Written instruction.
Copy every line of the listing that holds the string "sparse".

[start]

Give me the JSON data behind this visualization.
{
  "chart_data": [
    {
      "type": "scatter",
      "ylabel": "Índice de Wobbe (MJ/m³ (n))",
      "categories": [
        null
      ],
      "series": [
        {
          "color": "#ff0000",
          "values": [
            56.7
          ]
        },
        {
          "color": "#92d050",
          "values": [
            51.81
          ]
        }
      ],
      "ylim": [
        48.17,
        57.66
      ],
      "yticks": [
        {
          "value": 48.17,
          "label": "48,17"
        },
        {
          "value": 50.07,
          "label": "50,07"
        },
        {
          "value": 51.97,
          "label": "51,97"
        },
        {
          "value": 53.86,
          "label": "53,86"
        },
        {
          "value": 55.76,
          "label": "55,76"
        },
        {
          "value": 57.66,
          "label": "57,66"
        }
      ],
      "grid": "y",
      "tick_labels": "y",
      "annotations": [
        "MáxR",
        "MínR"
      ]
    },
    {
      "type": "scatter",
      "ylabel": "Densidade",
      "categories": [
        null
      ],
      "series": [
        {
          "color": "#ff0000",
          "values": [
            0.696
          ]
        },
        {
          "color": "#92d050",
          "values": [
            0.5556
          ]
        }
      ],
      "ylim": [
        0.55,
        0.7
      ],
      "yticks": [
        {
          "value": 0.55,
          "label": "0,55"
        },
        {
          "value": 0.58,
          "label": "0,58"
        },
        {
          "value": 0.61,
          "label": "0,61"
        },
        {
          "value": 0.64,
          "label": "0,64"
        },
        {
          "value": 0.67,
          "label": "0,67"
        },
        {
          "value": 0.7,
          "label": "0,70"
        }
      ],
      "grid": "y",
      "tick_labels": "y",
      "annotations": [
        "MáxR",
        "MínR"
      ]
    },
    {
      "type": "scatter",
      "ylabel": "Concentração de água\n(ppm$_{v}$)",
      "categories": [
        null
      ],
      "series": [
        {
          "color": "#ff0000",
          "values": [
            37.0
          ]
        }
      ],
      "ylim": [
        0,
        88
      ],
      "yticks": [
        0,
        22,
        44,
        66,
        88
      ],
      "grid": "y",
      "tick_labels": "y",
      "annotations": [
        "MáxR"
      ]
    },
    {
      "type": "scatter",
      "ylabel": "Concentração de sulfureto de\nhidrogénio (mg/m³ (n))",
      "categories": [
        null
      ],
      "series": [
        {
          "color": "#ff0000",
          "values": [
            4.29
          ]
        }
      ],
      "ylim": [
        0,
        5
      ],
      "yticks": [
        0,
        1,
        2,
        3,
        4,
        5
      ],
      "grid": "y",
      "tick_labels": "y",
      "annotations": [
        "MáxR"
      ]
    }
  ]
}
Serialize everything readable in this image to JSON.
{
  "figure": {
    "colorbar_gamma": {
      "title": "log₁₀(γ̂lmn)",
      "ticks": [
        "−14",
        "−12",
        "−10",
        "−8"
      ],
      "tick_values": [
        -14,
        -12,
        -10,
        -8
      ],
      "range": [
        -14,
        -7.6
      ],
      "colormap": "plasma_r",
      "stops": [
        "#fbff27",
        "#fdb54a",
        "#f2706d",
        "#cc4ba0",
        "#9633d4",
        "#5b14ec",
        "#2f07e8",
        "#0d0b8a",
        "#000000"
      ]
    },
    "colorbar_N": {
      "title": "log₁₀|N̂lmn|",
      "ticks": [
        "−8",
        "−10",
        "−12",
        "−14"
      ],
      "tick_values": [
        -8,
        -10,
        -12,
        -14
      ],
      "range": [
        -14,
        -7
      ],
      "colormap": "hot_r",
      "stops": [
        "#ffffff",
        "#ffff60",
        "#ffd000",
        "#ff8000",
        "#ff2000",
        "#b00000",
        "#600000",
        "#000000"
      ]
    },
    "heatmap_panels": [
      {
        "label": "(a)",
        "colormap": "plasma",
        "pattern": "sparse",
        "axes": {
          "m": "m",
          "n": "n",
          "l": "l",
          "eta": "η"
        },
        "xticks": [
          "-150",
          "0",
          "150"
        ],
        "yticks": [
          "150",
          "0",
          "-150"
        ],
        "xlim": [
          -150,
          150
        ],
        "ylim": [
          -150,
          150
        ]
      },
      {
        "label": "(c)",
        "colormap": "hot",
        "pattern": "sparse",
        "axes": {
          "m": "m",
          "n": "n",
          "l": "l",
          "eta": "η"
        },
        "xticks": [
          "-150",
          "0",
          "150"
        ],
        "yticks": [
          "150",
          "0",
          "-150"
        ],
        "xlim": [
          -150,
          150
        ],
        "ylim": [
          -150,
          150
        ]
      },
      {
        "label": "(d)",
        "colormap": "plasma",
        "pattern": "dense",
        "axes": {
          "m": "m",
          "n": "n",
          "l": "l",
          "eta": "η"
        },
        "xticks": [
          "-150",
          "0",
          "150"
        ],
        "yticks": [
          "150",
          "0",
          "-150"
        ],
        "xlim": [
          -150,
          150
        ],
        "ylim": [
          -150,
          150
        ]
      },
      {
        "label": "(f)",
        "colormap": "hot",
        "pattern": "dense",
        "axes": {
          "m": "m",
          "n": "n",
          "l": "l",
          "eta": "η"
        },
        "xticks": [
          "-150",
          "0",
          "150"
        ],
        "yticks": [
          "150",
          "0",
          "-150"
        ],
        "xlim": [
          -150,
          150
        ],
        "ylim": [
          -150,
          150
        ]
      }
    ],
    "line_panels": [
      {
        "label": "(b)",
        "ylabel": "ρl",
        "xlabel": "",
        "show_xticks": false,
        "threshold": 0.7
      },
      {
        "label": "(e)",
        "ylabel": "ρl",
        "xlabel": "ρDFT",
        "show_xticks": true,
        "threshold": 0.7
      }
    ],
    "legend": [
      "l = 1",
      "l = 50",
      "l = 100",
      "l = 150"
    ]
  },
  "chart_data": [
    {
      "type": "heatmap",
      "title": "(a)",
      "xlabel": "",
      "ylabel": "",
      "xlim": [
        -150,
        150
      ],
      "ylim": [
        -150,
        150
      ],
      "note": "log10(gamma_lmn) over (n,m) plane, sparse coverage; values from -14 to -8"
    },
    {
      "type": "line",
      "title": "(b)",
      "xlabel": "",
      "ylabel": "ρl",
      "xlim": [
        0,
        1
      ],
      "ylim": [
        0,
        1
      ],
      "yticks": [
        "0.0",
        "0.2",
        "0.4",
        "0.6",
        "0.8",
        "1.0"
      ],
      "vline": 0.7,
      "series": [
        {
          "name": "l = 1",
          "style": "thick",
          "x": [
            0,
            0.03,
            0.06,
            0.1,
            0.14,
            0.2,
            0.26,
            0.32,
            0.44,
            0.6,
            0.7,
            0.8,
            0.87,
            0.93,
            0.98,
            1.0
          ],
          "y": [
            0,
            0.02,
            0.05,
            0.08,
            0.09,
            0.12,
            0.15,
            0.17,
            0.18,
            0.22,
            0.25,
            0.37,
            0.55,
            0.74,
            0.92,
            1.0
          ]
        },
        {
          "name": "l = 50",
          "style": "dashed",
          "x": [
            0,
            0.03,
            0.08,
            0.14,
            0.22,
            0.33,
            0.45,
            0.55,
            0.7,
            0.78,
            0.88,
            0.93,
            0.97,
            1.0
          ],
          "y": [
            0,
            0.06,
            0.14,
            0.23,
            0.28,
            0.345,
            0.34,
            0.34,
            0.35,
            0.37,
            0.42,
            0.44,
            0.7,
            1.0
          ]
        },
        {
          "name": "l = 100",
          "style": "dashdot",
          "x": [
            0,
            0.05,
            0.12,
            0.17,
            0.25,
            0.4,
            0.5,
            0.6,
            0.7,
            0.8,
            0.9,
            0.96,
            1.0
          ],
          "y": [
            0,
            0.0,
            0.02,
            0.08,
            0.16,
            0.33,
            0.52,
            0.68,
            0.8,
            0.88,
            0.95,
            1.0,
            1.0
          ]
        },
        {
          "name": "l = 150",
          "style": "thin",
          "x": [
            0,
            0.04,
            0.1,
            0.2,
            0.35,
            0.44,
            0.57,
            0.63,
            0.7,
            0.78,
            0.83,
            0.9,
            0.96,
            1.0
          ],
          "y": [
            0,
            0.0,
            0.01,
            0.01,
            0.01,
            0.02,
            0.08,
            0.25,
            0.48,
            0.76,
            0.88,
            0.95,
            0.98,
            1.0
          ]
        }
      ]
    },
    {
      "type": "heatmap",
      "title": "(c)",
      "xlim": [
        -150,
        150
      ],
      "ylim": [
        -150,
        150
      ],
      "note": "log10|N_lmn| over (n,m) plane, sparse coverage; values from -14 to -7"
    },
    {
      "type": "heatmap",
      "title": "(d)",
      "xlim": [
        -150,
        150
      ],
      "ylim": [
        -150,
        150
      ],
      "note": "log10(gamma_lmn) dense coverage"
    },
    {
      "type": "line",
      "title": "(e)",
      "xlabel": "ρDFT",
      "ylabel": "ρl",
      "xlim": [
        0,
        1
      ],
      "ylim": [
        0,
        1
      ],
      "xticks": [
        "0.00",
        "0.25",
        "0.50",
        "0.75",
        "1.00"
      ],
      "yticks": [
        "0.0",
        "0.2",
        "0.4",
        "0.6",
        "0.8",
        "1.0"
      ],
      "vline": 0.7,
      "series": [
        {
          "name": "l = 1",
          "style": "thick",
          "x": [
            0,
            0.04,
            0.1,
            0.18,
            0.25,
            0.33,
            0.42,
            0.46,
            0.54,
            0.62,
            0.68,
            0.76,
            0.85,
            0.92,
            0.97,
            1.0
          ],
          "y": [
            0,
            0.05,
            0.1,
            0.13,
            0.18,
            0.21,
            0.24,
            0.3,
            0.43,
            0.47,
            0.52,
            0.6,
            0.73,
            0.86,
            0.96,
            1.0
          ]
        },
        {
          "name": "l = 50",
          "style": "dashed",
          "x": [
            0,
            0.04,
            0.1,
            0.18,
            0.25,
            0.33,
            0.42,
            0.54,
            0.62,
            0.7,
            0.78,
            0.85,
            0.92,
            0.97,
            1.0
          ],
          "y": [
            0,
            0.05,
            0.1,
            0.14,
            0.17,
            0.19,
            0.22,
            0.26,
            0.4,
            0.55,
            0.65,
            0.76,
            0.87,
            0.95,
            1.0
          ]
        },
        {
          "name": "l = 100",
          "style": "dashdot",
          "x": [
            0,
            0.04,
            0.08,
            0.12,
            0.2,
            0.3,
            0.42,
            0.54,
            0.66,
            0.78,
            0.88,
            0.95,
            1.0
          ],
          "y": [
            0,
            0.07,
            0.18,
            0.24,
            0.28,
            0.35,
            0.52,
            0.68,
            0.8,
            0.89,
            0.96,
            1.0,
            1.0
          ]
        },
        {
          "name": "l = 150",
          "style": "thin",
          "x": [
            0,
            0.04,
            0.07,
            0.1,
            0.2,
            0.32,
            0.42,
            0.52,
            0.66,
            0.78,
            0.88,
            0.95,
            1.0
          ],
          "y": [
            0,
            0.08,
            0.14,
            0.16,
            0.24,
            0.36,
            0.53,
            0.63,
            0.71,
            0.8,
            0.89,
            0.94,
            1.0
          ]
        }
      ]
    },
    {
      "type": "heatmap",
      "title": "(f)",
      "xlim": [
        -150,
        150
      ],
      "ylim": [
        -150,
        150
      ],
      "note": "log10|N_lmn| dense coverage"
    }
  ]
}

[end]

Solved problem.
        "pattern": "sparse",
        "pattern": "sparse",
      "note": "log10(gamma_lmn) over (n,m) plane, sparse coverage; values from -14 to -8"
      "note": "log10|N_lmn| over (n,m) plane, sparse coverage; values from -14 to -7"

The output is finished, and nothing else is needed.